**Exercícios a realizar:**
1. Responda às perguntas seguintes com base na notícia sobre Fontainhas Fernandes:
(a) Em que local decorre a reunião em que ele aborda vários temas?
(b) Que montante espera ele obter para o Ensino Superior?
(c) Em que mês devia ter ficado resolvida a canalização desse montante?
2. Segundo a notícia sobre Fontainhas Fernandes, por que razão o reforço de verbas para 2017 é um dos temas em análise na reunião? Responda em uma a três frases.
3. Prossiga a notícia sobre Fontainhas Fernandes a partir do último parágrafo apresentado.

**Excerto fornecido:**

Fontainhas Fernandes pediu outro olhar sobre a Universidade da Madeira

O presidente do Conselho de Reitores das Universidades Portuguesas espera obter os 5,9 milhões de euros referentes aos apoios destinados ao Ensino Superior

13 Nov 2017 / 11:27 H.

Fontainhas Fernandes, presidente do Conselho de Reitores das Universidades Portuguesas, inicia hoje o seu novo mandato em solo madeirense, abordando no Colégio dos Jesuítas, mais precisamente na reitoria da Universidade da Madeira vários temas, como por exemplo, a contemplação de verbas para o Ensino Superior, tendo em vista o Orçamento para 2018. O reforço de verbas para 2017, “uma vez que existem garantias por parte do Governo, mas que não estão no papel”, são outros dos temas em análise nesta reunião.

“Neste momento há todo um conjunto de montantes financeiros que decorrem de alterações legislativas”, como por exemplo “o aumento de salário mínimo, subsídio de alimentação e do título de agregado”, explicou Fontainhas Fernandes, esclarecendo que a canalização de 5,9 milhões de euros do Estado para as universidades “era algo que devia estar resolvido em Setembro”, sendo que até agora, em pleno mês de Novembro, ainda não sinal do dinheiro: “Estamos na data limite”, alertou o presidente do Conselho, considerando que este valor “fundamental para o equilíbrio das contas”.

**Entradas extraídas:**
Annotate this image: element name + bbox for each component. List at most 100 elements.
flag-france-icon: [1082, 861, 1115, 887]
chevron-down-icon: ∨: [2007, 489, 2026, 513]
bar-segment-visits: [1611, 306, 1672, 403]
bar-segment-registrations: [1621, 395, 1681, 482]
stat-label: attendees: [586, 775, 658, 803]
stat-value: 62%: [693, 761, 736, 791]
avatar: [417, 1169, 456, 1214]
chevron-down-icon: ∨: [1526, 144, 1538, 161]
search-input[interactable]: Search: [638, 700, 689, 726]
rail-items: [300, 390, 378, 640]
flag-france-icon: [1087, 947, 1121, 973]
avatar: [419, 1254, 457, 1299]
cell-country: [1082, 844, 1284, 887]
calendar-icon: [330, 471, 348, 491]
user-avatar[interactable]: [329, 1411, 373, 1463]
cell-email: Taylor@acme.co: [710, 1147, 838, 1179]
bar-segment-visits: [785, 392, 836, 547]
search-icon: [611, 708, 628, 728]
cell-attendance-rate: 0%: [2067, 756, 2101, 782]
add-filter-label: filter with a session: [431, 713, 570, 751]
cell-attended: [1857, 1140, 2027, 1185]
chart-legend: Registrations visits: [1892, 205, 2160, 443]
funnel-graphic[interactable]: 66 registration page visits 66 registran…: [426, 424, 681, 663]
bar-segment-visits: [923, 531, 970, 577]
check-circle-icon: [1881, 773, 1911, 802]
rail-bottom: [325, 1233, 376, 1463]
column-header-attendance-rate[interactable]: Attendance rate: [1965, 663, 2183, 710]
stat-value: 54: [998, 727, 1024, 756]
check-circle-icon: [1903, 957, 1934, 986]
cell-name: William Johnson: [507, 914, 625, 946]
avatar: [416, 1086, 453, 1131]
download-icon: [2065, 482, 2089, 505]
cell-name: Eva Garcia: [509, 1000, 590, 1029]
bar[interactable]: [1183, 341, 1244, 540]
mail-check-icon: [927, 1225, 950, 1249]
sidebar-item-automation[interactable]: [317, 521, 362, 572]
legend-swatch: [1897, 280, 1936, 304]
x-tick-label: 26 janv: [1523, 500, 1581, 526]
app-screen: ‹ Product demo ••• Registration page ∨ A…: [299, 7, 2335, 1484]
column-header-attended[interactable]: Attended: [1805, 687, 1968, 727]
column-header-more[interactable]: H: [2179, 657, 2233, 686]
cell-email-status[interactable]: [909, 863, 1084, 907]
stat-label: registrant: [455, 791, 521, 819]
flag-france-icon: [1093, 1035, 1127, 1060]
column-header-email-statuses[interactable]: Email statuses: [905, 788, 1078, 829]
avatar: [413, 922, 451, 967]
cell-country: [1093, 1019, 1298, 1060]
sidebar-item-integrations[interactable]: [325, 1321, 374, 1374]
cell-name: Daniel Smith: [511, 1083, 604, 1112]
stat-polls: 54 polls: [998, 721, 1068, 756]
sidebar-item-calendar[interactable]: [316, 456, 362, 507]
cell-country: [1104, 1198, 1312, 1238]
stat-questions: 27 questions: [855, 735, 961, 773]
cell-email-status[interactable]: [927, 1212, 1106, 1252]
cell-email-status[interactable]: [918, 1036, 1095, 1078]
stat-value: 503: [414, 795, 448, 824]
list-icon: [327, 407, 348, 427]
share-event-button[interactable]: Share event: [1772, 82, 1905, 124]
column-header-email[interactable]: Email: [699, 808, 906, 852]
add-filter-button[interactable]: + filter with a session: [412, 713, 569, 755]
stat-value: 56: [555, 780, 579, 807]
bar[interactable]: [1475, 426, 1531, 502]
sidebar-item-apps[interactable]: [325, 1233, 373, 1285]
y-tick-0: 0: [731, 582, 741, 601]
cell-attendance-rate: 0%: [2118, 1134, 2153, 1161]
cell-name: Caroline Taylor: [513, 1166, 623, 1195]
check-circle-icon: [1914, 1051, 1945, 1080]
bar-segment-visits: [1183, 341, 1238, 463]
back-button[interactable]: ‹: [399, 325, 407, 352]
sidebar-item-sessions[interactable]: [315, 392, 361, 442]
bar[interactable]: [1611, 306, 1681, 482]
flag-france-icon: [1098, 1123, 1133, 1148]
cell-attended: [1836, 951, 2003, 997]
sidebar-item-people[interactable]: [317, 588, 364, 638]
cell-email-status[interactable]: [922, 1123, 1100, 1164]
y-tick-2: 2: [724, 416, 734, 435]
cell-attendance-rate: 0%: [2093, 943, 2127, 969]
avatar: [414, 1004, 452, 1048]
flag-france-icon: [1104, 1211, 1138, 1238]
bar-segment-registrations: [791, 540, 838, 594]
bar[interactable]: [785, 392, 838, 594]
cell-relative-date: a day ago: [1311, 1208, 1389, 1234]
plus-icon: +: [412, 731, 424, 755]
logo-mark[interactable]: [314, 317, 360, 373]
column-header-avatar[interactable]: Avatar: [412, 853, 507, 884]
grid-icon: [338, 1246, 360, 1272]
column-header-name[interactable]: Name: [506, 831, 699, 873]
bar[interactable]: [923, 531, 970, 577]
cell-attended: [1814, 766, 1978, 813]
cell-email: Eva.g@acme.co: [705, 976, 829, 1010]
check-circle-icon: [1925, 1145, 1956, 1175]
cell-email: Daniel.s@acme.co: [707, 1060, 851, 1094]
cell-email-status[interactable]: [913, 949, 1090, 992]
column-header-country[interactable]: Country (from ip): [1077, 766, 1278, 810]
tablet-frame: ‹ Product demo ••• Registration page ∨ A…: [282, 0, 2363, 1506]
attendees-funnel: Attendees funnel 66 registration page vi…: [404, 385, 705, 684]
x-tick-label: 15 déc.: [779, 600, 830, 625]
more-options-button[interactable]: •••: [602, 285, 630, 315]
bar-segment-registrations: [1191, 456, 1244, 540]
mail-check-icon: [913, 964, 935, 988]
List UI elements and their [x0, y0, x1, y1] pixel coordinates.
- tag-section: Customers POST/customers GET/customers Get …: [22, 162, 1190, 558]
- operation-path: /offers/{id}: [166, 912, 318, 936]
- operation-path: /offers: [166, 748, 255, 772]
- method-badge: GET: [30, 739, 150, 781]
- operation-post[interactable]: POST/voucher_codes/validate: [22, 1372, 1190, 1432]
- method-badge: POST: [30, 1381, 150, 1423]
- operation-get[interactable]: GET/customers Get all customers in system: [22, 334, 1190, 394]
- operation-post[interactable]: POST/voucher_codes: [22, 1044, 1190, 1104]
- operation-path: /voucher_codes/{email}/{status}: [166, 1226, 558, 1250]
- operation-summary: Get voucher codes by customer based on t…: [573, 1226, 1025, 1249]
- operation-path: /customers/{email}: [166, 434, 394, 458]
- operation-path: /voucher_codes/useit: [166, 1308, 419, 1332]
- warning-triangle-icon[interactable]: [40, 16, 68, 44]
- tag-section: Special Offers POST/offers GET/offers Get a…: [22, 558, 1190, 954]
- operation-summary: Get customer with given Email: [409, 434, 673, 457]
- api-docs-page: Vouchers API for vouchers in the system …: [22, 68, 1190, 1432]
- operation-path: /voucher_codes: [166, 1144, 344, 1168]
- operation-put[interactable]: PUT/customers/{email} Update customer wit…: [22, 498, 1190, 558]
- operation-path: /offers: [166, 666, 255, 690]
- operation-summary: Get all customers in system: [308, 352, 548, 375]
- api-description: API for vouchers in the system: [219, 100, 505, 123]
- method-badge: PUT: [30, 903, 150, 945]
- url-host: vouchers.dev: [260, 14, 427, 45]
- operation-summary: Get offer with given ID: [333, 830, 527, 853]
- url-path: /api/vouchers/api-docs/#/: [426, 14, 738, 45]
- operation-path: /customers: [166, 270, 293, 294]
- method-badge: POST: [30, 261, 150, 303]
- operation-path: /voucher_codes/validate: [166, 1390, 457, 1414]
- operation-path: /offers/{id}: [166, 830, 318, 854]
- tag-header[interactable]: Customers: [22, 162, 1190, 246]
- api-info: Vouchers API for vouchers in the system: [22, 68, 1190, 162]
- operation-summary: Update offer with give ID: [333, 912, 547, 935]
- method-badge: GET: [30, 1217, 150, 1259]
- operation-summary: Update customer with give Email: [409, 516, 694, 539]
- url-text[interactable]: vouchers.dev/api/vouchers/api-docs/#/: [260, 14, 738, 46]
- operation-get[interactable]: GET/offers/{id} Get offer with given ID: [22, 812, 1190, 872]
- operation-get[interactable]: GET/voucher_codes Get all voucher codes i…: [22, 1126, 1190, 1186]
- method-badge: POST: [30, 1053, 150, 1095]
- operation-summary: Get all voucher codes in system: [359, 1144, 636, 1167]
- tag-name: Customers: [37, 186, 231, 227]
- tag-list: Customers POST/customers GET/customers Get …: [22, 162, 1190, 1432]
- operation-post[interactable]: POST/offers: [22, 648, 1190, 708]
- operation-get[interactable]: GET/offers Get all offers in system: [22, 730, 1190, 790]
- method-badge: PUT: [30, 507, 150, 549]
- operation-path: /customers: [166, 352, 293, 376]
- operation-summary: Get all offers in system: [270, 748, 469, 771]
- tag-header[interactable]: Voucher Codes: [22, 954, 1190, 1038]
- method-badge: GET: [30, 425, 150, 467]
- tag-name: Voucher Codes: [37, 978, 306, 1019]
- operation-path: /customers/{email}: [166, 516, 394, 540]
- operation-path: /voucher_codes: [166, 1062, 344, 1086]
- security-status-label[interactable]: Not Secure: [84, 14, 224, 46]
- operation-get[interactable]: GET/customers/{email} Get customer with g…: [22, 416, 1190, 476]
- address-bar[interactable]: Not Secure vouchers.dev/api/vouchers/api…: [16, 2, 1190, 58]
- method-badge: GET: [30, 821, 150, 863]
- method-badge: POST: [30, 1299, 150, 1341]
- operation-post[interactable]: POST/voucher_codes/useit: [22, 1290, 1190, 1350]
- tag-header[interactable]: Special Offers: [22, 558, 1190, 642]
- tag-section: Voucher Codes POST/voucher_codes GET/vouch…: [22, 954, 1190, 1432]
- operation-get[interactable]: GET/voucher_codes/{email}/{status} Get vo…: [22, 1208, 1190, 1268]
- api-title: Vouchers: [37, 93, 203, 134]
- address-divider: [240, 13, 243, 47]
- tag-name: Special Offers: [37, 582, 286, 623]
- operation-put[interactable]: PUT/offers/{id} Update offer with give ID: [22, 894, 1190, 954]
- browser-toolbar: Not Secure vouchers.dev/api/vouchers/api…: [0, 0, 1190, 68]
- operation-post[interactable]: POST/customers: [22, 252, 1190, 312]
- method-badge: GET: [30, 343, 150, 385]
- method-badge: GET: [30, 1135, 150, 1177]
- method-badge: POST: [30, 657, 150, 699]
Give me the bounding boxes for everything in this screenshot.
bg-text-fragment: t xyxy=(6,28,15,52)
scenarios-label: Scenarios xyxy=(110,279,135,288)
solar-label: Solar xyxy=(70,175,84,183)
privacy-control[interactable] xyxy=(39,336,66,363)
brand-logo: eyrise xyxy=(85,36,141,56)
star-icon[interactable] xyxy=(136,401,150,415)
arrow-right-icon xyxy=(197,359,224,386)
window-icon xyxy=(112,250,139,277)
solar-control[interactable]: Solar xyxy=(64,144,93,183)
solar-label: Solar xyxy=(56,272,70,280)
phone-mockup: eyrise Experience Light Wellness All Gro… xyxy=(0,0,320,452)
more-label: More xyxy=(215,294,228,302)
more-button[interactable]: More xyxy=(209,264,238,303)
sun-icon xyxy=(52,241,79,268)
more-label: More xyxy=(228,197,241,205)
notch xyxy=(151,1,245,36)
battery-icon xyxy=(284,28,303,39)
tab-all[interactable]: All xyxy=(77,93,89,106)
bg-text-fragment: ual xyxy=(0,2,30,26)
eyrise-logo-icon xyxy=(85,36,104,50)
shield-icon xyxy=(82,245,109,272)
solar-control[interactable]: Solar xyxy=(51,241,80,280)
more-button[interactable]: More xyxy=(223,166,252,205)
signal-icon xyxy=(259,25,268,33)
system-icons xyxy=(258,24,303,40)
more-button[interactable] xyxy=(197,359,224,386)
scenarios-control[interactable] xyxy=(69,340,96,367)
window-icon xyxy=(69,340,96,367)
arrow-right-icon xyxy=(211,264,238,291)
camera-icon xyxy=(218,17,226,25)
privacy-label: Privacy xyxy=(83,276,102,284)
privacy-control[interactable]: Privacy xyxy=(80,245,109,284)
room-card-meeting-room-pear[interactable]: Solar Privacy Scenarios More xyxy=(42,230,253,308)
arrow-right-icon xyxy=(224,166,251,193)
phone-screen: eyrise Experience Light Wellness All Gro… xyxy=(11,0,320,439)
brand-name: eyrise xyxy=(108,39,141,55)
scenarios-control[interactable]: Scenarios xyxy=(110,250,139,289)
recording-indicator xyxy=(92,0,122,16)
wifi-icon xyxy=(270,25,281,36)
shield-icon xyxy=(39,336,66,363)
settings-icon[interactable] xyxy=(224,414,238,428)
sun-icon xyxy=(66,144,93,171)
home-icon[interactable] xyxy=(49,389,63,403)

**Resultados por tarefa:**
1.
(a) No Colégio dos Jesuítas, mais precisamente na reitoria da Universidade da Madeira.
(b) 5,9 milhões de euros.
(c) Em setembro.

2. O reforço de verbas para 2017 está em análise porque existem garantias por parte do Governo que ainda não estão no papel.

3.
De acordo com o reitor da Universidade de Trás-os-Montes e Alto Douro, “as universidades têm vindo a encontrar mais alternativas para diminuir a dependência do Estado e foi esse um dos grandes motivos” para a candidatura que apresentou à presidência do Conselho.

Fontainhas Fernandes referiu ainda que a UMa, tendo em conta a sua localização geográfica, “deveria ser alvo de mecanismos compensatórios” e “o Orçamento terá de ter em conta estas diferenças se queremos ter um país mais coeso”.

José Carmo, reitor da Universidade da Madeira, salientou que a presença do CRUP na Madeira “é um sinal que as universidades das Regiões Autónomas são importantes para o desenvolvimento das Regiões”, afirmando que o futuro passará por uma colaboração entre os Governos Regionais e as Universidades, tendo em conta os encontros que estão agendados entre a Madeira e os Açores.

“São problemas das universidades e das regiões e penso que ambos os governos estão cientes disso e os próprios querem ajudar”, disse José Carmo.